Exercise requirements - The records below must be output exactly, without pictures.

===== Provided data

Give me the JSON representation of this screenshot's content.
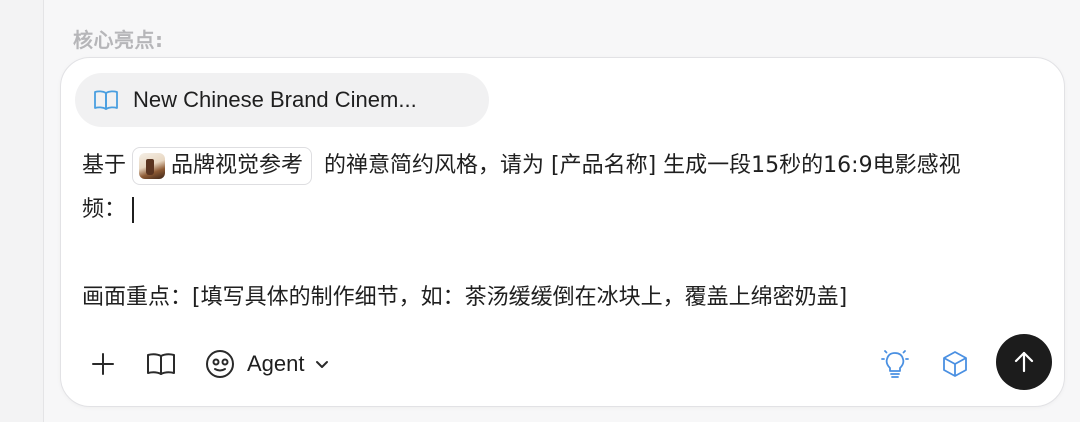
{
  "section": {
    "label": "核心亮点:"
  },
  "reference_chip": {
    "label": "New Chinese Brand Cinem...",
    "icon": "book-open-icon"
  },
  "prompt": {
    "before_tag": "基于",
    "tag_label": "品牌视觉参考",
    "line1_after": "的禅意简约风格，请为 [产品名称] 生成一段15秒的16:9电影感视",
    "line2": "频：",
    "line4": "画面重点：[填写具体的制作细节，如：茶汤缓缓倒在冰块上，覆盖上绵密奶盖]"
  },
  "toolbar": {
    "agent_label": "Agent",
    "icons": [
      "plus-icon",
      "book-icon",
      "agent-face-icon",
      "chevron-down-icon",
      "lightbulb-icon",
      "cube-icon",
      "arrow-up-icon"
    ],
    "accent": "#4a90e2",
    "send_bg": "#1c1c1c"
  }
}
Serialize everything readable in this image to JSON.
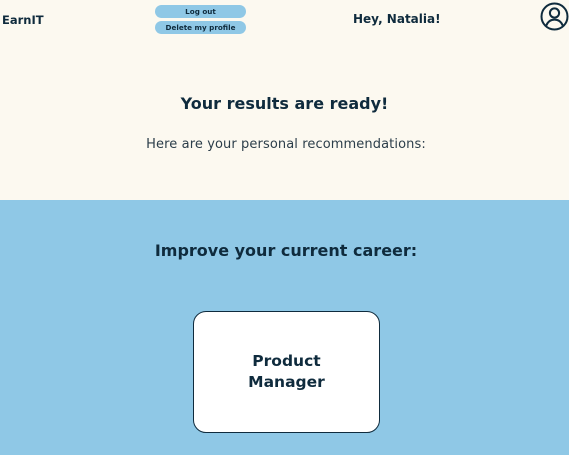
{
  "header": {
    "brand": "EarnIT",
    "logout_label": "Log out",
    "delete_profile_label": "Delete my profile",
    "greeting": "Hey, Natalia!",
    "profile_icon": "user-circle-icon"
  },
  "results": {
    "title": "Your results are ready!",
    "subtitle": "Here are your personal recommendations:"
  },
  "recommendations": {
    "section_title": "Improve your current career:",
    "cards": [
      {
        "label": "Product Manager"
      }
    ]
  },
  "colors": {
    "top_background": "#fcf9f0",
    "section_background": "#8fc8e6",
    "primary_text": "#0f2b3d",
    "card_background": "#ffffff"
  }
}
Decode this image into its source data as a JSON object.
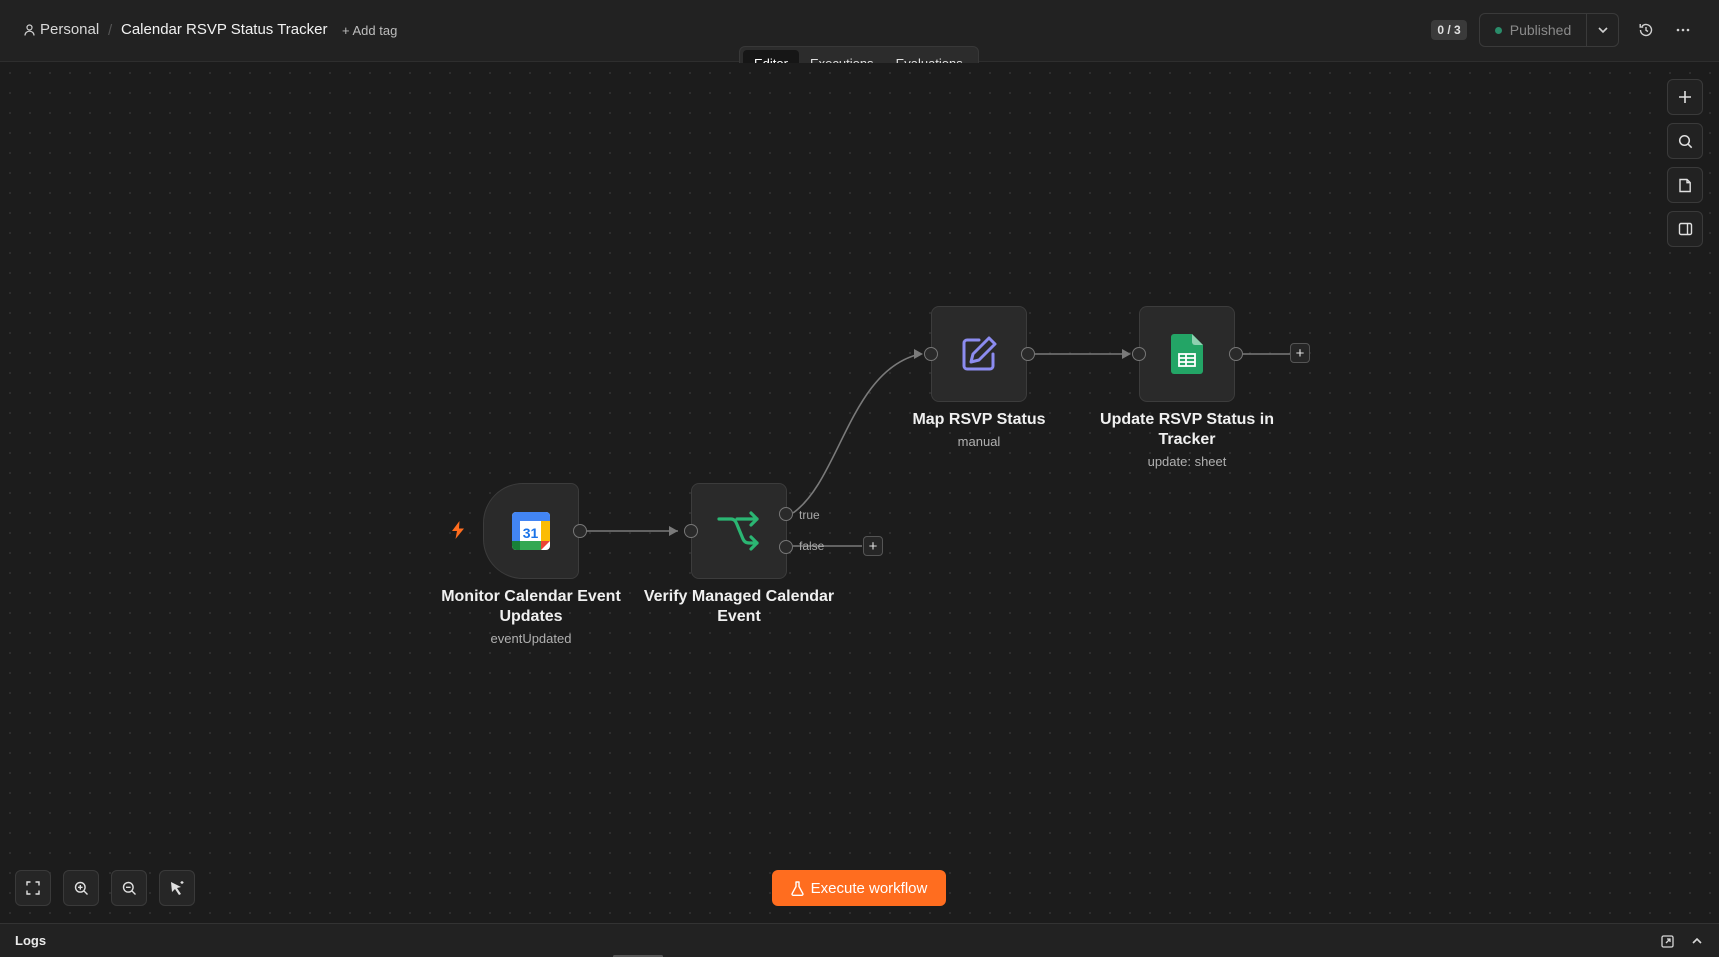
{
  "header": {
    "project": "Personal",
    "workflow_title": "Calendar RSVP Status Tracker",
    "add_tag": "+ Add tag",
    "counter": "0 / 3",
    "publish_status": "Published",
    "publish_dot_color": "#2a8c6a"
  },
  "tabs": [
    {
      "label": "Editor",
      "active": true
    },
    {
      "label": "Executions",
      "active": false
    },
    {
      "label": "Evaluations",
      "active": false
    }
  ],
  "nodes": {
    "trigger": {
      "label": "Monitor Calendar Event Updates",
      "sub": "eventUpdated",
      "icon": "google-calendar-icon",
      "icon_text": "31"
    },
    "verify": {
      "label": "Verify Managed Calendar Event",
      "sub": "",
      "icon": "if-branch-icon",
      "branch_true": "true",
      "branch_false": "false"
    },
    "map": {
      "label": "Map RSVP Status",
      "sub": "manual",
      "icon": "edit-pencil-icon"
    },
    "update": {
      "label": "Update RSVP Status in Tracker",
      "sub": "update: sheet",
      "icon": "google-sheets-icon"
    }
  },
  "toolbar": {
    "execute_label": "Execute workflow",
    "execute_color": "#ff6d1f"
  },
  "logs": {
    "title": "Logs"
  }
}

==========

Final answer -
Give me the JSON representation of this screenshot's content.
{
  "section": {
    "label": "核心亮点:"
  },
  "reference_chip": {
    "label": "New Chinese Brand Cinem...",
    "icon": "book-open-icon"
  },
  "prompt": {
    "before_tag": "基于",
    "tag_label": "品牌视觉参考",
    "line1_after": "的禅意简约风格，请为 [产品名称] 生成一段15秒的16:9电影感视",
    "line2": "频：",
    "line4": "画面重点：[填写具体的制作细节，如：茶汤缓缓倒在冰块上，覆盖上绵密奶盖]"
  },
  "toolbar": {
    "agent_label": "Agent",
    "icons": [
      "plus-icon",
      "book-icon",
      "agent-face-icon",
      "chevron-down-icon",
      "lightbulb-icon",
      "cube-icon",
      "arrow-up-icon"
    ],
    "accent": "#4a90e2",
    "send_bg": "#1c1c1c"
  }
}
Serialize everything readable in this image to JSON.
{
  "header": {
    "brand": "EarnIT",
    "logout_label": "Log out",
    "delete_profile_label": "Delete my profile",
    "greeting": "Hey, Natalia!",
    "profile_icon": "user-circle-icon"
  },
  "results": {
    "title": "Your results are ready!",
    "subtitle": "Here are your personal recommendations:"
  },
  "recommendations": {
    "section_title": "Improve your current career:",
    "cards": [
      {
        "label": "Product Manager"
      }
    ]
  },
  "colors": {
    "top_background": "#fcf9f0",
    "section_background": "#8fc8e6",
    "primary_text": "#0f2b3d",
    "card_background": "#ffffff"
  }
}
Decode this image into its source data as a JSON object.
{
  "header": {
    "project": "Personal",
    "workflow_title": "Calendar RSVP Status Tracker",
    "add_tag": "+ Add tag",
    "counter": "0 / 3",
    "publish_status": "Published",
    "publish_dot_color": "#2a8c6a"
  },
  "tabs": [
    {
      "label": "Editor",
      "active": true
    },
    {
      "label": "Executions",
      "active": false
    },
    {
      "label": "Evaluations",
      "active": false
    }
  ],
  "nodes": {
    "trigger": {
      "label": "Monitor Calendar Event Updates",
      "sub": "eventUpdated",
      "icon": "google-calendar-icon",
      "icon_text": "31"
    },
    "verify": {
      "label": "Verify Managed Calendar Event",
      "sub": "",
      "icon": "if-branch-icon",
      "branch_true": "true",
      "branch_false": "false"
    },
    "map": {
      "label": "Map RSVP Status",
      "sub": "manual",
      "icon": "edit-pencil-icon"
    },
    "update": {
      "label": "Update RSVP Status in Tracker",
      "sub": "update: sheet",
      "icon": "google-sheets-icon"
    }
  },
  "toolbar": {
    "execute_label": "Execute workflow",
    "execute_color": "#ff6d1f"
  },
  "logs": {
    "title": "Logs"
  }
}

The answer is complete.